Task directions >> Extract each line of the records below that contains the word "некоторых".

== Data extract

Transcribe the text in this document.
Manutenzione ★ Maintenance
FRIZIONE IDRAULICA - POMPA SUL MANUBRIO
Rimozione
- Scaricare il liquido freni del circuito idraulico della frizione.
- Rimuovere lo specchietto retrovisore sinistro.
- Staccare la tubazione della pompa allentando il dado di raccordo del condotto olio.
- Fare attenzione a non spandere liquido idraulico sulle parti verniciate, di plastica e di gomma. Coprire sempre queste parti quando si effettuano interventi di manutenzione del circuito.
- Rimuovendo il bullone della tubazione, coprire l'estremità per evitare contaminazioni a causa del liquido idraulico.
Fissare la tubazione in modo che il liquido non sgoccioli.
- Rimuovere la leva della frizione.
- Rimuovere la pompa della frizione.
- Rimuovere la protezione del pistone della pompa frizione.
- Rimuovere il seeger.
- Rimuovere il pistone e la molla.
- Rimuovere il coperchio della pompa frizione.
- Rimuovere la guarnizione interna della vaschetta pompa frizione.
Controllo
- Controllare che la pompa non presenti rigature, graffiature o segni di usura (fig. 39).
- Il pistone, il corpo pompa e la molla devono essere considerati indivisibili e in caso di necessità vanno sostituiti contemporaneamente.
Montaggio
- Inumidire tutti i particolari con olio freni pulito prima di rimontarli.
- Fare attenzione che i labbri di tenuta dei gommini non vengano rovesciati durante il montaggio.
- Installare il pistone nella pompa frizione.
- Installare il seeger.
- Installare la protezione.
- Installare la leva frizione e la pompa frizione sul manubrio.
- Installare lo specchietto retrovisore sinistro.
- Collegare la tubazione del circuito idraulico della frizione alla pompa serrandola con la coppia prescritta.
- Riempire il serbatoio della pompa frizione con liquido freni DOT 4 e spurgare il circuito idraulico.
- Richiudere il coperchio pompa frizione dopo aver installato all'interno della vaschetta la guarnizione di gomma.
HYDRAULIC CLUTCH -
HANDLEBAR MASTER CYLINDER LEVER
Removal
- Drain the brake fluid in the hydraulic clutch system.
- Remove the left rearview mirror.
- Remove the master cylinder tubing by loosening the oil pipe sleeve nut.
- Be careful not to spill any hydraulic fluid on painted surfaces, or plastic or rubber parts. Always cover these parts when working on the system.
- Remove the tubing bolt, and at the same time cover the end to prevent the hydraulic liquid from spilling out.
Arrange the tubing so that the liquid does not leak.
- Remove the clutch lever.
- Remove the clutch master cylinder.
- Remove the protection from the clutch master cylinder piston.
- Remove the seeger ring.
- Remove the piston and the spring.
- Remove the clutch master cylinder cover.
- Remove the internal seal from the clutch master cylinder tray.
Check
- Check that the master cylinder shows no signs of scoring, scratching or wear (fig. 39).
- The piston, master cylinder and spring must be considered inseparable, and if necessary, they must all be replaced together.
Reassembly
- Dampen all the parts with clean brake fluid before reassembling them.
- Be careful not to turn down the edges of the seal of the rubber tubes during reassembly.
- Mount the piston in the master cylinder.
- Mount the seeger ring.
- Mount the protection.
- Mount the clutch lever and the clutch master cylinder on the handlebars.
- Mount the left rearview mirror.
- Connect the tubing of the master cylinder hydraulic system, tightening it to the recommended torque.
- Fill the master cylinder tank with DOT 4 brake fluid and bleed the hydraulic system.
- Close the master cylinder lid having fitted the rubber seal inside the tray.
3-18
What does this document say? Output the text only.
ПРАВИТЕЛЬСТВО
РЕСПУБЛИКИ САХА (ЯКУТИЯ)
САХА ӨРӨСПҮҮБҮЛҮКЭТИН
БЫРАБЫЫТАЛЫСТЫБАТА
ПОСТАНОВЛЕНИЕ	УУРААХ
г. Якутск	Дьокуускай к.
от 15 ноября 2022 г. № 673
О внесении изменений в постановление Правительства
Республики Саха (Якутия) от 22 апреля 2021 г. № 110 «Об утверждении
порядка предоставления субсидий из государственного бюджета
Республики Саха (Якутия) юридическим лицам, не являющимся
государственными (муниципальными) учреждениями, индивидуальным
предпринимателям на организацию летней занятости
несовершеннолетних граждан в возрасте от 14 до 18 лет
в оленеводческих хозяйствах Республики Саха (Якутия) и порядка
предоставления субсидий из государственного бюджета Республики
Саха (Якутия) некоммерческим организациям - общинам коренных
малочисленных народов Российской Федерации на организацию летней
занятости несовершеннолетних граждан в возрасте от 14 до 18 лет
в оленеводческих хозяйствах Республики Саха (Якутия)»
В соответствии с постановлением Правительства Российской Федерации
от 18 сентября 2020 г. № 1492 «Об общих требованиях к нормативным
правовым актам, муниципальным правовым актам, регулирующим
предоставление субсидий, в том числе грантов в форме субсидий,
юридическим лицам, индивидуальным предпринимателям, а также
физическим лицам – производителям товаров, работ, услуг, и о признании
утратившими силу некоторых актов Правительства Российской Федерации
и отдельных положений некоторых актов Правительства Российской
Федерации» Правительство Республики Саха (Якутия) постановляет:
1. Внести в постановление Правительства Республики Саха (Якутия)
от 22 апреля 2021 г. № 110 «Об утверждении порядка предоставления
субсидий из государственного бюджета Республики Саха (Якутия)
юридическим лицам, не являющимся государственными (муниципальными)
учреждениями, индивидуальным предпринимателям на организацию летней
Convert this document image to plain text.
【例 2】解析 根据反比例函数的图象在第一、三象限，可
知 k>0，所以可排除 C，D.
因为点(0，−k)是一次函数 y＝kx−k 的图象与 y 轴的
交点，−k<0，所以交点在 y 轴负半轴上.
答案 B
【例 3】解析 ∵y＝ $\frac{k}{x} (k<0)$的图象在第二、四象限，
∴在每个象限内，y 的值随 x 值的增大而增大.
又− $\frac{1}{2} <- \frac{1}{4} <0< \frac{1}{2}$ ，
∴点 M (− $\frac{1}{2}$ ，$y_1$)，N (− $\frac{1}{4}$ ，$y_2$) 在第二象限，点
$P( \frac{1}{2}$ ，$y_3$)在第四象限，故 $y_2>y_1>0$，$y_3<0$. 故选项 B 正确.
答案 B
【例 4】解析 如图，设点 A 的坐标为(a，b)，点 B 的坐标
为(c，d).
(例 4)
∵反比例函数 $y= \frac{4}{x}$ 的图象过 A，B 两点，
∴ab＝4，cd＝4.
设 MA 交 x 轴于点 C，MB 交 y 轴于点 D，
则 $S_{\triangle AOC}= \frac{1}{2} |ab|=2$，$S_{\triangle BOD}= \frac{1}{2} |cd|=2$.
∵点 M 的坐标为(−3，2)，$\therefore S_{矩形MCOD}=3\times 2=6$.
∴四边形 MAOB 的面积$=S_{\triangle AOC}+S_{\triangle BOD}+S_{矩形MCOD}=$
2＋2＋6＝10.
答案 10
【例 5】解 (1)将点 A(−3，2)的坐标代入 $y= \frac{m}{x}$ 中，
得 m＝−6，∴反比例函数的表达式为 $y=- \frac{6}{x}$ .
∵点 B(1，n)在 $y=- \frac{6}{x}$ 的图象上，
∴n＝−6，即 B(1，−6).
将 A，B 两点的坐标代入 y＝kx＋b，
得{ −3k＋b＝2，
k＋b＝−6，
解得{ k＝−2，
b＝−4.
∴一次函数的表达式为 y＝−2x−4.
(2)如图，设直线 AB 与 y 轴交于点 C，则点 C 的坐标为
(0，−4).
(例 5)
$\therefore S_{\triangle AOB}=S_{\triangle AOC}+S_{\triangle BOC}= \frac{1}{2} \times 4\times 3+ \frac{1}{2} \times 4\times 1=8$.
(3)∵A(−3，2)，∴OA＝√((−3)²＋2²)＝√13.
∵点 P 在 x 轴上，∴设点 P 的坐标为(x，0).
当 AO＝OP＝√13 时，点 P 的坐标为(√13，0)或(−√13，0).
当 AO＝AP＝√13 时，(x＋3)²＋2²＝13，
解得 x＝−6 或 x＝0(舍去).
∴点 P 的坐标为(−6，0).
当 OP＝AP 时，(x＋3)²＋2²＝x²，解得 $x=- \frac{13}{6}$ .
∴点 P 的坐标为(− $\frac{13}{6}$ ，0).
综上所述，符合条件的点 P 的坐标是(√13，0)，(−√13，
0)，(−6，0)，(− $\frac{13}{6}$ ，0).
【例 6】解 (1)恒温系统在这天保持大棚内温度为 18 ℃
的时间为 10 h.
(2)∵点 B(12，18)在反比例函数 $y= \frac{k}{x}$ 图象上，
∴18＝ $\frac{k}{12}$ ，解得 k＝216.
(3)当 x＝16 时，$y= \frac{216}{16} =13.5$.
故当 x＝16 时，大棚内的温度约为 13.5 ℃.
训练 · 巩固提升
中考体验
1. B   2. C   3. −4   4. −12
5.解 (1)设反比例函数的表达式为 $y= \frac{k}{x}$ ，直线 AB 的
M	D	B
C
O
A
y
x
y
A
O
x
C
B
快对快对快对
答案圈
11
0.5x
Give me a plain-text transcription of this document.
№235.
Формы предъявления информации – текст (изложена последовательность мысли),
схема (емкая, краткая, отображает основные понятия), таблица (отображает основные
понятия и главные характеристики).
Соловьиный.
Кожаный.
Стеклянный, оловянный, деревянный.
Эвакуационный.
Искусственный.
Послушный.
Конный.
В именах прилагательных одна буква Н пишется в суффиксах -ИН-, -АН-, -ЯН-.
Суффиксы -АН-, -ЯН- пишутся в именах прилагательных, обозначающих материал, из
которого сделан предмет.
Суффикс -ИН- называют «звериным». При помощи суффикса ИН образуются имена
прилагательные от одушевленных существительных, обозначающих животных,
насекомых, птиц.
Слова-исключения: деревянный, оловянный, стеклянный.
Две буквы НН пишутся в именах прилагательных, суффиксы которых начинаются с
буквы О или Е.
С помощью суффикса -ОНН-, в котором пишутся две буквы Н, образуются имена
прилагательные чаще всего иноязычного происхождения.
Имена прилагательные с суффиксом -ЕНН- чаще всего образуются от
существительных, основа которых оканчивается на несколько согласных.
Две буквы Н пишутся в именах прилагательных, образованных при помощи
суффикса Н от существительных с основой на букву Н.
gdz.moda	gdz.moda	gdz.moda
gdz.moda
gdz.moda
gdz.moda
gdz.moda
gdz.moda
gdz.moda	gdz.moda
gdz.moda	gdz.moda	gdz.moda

====

Output for this exercise >>
утратившими силу некоторых актов Правительства Российской Федерации
и отдельных положений некоторых актов Правительства Российской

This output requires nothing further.